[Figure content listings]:
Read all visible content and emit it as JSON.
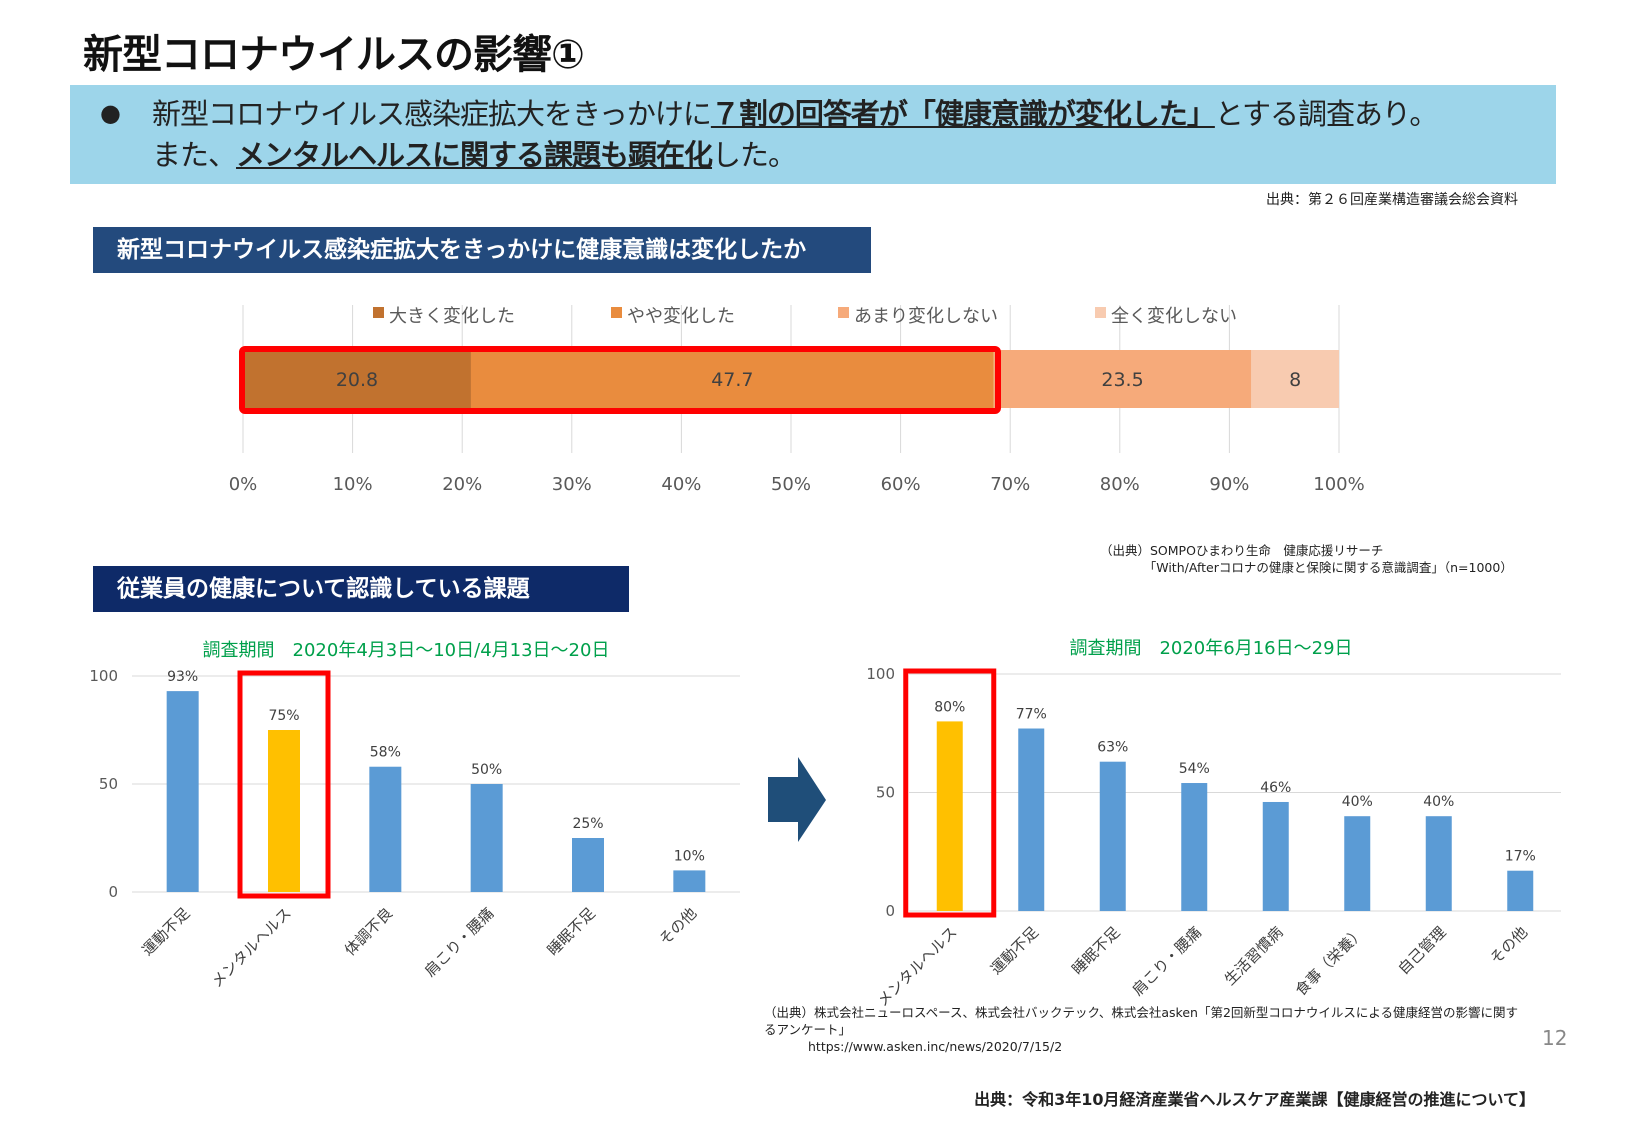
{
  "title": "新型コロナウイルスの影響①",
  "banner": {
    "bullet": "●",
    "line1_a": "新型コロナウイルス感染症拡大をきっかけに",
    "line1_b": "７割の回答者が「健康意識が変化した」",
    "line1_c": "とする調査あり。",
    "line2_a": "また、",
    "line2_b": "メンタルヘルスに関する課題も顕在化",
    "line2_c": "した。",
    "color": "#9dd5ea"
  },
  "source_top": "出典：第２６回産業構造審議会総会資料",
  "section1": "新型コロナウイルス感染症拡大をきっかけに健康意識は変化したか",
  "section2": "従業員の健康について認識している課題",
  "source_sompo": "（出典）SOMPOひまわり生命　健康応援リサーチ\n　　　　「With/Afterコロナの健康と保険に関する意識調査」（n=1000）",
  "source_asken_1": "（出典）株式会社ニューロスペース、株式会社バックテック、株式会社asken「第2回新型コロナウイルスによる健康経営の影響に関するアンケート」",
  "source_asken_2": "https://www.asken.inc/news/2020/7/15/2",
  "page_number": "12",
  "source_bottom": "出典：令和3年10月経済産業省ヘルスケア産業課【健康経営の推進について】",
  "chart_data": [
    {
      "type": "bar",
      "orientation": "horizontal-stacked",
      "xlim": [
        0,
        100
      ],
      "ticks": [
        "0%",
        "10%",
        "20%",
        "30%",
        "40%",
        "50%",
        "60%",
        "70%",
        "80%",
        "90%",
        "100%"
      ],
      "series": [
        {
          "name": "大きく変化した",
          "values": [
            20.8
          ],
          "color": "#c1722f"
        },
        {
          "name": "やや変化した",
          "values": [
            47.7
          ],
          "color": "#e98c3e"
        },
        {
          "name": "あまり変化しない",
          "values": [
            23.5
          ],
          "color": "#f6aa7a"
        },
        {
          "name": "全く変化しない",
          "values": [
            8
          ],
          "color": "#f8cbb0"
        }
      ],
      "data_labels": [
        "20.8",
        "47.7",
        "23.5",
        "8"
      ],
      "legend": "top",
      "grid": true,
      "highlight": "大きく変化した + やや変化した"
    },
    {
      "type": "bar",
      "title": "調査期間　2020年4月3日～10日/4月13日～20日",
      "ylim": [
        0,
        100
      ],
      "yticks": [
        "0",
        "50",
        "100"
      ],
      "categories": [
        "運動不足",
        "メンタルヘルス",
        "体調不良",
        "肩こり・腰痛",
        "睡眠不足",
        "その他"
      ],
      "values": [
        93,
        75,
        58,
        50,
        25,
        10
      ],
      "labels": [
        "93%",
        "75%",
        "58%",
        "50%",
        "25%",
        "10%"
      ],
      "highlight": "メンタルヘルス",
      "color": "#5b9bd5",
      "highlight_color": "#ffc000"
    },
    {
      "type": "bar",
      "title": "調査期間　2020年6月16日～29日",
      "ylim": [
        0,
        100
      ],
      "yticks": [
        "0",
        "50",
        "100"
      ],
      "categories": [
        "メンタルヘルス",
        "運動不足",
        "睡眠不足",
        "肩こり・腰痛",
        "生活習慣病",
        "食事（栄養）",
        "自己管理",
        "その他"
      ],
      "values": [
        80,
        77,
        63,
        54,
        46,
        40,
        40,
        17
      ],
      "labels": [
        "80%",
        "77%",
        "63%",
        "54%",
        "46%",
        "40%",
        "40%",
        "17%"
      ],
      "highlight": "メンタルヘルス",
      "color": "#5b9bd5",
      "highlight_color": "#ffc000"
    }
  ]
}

[TASK DETAILS]: Pictures don't belong in the copy. Restate all the entries exactly.

[RESULT OF THIS EXERCISE]:
Read all visible content and emit it as JSON.
{
  "title": "新型コロナウイルスの影響①",
  "banner": {
    "bullet": "●",
    "line1_a": "新型コロナウイルス感染症拡大をきっかけに",
    "line1_b": "７割の回答者が「健康意識が変化した」",
    "line1_c": "とする調査あり。",
    "line2_a": "また、",
    "line2_b": "メンタルヘルスに関する課題も顕在化",
    "line2_c": "した。",
    "color": "#9dd5ea"
  },
  "source_top": "出典：第２６回産業構造審議会総会資料",
  "section1": "新型コロナウイルス感染症拡大をきっかけに健康意識は変化したか",
  "section2": "従業員の健康について認識している課題",
  "source_sompo": "（出典）SOMPOひまわり生命　健康応援リサーチ\n　　　　「With/Afterコロナの健康と保険に関する意識調査」（n=1000）",
  "source_asken_1": "（出典）株式会社ニューロスペース、株式会社バックテック、株式会社asken「第2回新型コロナウイルスによる健康経営の影響に関するアンケート」",
  "source_asken_2": "https://www.asken.inc/news/2020/7/15/2",
  "page_number": "12",
  "source_bottom": "出典：令和3年10月経済産業省ヘルスケア産業課【健康経営の推進について】",
  "chart_data": [
    {
      "type": "bar",
      "orientation": "horizontal-stacked",
      "xlim": [
        0,
        100
      ],
      "ticks": [
        "0%",
        "10%",
        "20%",
        "30%",
        "40%",
        "50%",
        "60%",
        "70%",
        "80%",
        "90%",
        "100%"
      ],
      "series": [
        {
          "name": "大きく変化した",
          "values": [
            20.8
          ],
          "color": "#c1722f"
        },
        {
          "name": "やや変化した",
          "values": [
            47.7
          ],
          "color": "#e98c3e"
        },
        {
          "name": "あまり変化しない",
          "values": [
            23.5
          ],
          "color": "#f6aa7a"
        },
        {
          "name": "全く変化しない",
          "values": [
            8
          ],
          "color": "#f8cbb0"
        }
      ],
      "data_labels": [
        "20.8",
        "47.7",
        "23.5",
        "8"
      ],
      "legend": "top",
      "grid": true,
      "highlight": "大きく変化した + やや変化した"
    },
    {
      "type": "bar",
      "title": "調査期間　2020年4月3日～10日/4月13日～20日",
      "ylim": [
        0,
        100
      ],
      "yticks": [
        "0",
        "50",
        "100"
      ],
      "categories": [
        "運動不足",
        "メンタルヘルス",
        "体調不良",
        "肩こり・腰痛",
        "睡眠不足",
        "その他"
      ],
      "values": [
        93,
        75,
        58,
        50,
        25,
        10
      ],
      "labels": [
        "93%",
        "75%",
        "58%",
        "50%",
        "25%",
        "10%"
      ],
      "highlight": "メンタルヘルス",
      "color": "#5b9bd5",
      "highlight_color": "#ffc000"
    },
    {
      "type": "bar",
      "title": "調査期間　2020年6月16日～29日",
      "ylim": [
        0,
        100
      ],
      "yticks": [
        "0",
        "50",
        "100"
      ],
      "categories": [
        "メンタルヘルス",
        "運動不足",
        "睡眠不足",
        "肩こり・腰痛",
        "生活習慣病",
        "食事（栄養）",
        "自己管理",
        "その他"
      ],
      "values": [
        80,
        77,
        63,
        54,
        46,
        40,
        40,
        17
      ],
      "labels": [
        "80%",
        "77%",
        "63%",
        "54%",
        "46%",
        "40%",
        "40%",
        "17%"
      ],
      "highlight": "メンタルヘルス",
      "color": "#5b9bd5",
      "highlight_color": "#ffc000"
    }
  ]
}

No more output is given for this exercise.